[Exercise data start]

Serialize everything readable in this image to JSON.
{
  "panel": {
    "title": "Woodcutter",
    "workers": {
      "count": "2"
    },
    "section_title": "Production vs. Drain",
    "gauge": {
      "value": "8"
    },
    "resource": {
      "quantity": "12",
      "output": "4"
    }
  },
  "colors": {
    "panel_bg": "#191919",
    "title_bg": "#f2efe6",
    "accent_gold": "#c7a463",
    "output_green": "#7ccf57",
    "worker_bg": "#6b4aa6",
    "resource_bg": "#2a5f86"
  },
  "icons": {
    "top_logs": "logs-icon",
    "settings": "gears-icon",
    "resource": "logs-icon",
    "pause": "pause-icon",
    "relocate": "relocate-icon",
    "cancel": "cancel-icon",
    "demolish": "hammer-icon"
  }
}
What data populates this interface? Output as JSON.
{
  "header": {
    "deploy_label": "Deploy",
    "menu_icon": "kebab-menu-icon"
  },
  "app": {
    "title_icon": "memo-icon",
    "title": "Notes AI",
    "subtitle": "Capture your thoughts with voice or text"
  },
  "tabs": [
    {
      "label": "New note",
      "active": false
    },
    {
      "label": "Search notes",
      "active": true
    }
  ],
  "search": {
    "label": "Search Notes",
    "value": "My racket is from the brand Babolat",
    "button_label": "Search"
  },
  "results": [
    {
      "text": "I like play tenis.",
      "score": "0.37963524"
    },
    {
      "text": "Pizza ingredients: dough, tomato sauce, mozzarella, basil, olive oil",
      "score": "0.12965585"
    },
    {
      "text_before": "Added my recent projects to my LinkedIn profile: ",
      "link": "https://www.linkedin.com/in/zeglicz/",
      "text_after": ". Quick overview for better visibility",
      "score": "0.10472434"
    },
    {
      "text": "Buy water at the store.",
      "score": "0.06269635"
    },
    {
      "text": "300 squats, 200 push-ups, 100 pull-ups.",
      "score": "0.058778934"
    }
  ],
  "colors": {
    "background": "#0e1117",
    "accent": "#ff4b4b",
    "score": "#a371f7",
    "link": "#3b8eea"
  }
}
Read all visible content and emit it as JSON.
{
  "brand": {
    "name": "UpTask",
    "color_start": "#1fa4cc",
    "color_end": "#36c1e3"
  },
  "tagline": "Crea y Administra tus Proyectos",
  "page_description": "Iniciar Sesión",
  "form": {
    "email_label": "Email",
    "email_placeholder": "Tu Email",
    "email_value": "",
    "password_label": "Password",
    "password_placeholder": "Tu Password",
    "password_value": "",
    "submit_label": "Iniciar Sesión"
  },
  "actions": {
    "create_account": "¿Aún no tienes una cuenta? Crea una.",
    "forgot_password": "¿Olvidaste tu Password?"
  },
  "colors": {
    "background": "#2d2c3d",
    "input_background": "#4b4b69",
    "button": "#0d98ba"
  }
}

[Exercise data end]

- [Direction] Write out the records above again, keeping each one identical to the original.

- [Solution to the exercise]
Serialize everything readable in this image to JSON.
{
  "panel": {
    "title": "Woodcutter",
    "workers": {
      "count": "2"
    },
    "section_title": "Production vs. Drain",
    "gauge": {
      "value": "8"
    },
    "resource": {
      "quantity": "12",
      "output": "4"
    }
  },
  "colors": {
    "panel_bg": "#191919",
    "title_bg": "#f2efe6",
    "accent_gold": "#c7a463",
    "output_green": "#7ccf57",
    "worker_bg": "#6b4aa6",
    "resource_bg": "#2a5f86"
  },
  "icons": {
    "top_logs": "logs-icon",
    "settings": "gears-icon",
    "resource": "logs-icon",
    "pause": "pause-icon",
    "relocate": "relocate-icon",
    "cancel": "cancel-icon",
    "demolish": "hammer-icon"
  }
}
What data populates this interface? Output as JSON.
{
  "header": {
    "deploy_label": "Deploy",
    "menu_icon": "kebab-menu-icon"
  },
  "app": {
    "title_icon": "memo-icon",
    "title": "Notes AI",
    "subtitle": "Capture your thoughts with voice or text"
  },
  "tabs": [
    {
      "label": "New note",
      "active": false
    },
    {
      "label": "Search notes",
      "active": true
    }
  ],
  "search": {
    "label": "Search Notes",
    "value": "My racket is from the brand Babolat",
    "button_label": "Search"
  },
  "results": [
    {
      "text": "I like play tenis.",
      "score": "0.37963524"
    },
    {
      "text": "Pizza ingredients: dough, tomato sauce, mozzarella, basil, olive oil",
      "score": "0.12965585"
    },
    {
      "text_before": "Added my recent projects to my LinkedIn profile: ",
      "link": "https://www.linkedin.com/in/zeglicz/",
      "text_after": ". Quick overview for better visibility",
      "score": "0.10472434"
    },
    {
      "text": "Buy water at the store.",
      "score": "0.06269635"
    },
    {
      "text": "300 squats, 200 push-ups, 100 pull-ups.",
      "score": "0.058778934"
    }
  ],
  "colors": {
    "background": "#0e1117",
    "accent": "#ff4b4b",
    "score": "#a371f7",
    "link": "#3b8eea"
  }
}
Read all visible content and emit it as JSON.
{
  "brand": {
    "name": "UpTask",
    "color_start": "#1fa4cc",
    "color_end": "#36c1e3"
  },
  "tagline": "Crea y Administra tus Proyectos",
  "page_description": "Iniciar Sesión",
  "form": {
    "email_label": "Email",
    "email_placeholder": "Tu Email",
    "email_value": "",
    "password_label": "Password",
    "password_placeholder": "Tu Password",
    "password_value": "",
    "submit_label": "Iniciar Sesión"
  },
  "actions": {
    "create_account": "¿Aún no tienes una cuenta? Crea una.",
    "forgot_password": "¿Olvidaste tu Password?"
  },
  "colors": {
    "background": "#2d2c3d",
    "input_background": "#4b4b69",
    "button": "#0d98ba"
  }
}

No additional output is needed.